STATED GOAL:
Go through the listing below and list every line with "Science".

Dataset entries
━━━━━━

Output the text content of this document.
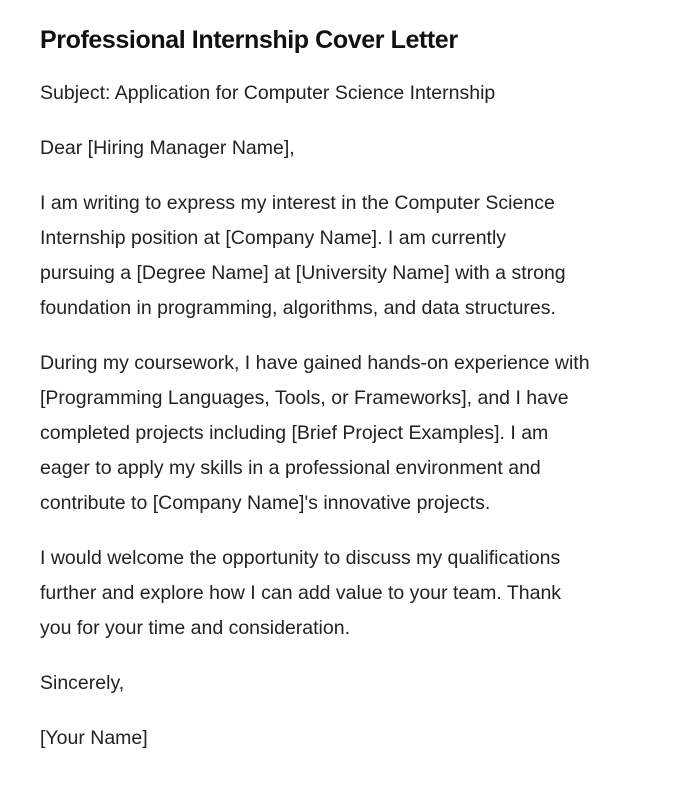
Professional Internship Cover Letter

Subject: Application for Computer Science Internship

Dear [Hiring Manager Name],

I am writing to express my interest in the Computer Science
Internship position at [Company Name]. I am currently
pursuing a [Degree Name] at [University Name] with a strong
foundation in programming, algorithms, and data structures.

During my coursework, I have gained hands-on experience with
[Programming Languages, Tools, or Frameworks], and I have
completed projects including [Brief Project Examples]. I am
eager to apply my skills in a professional environment and
contribute to [Company Name]'s innovative projects.

I would welcome the opportunity to discuss my qualifications
further and explore how I can add value to your team. Thank
you for your time and consideration.

Sincerely,

[Your Name]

━━━━━━

ANSWER FOR THE TASK:
Subject: Application for Computer Science Internship
I am writing to express my interest in the Computer Science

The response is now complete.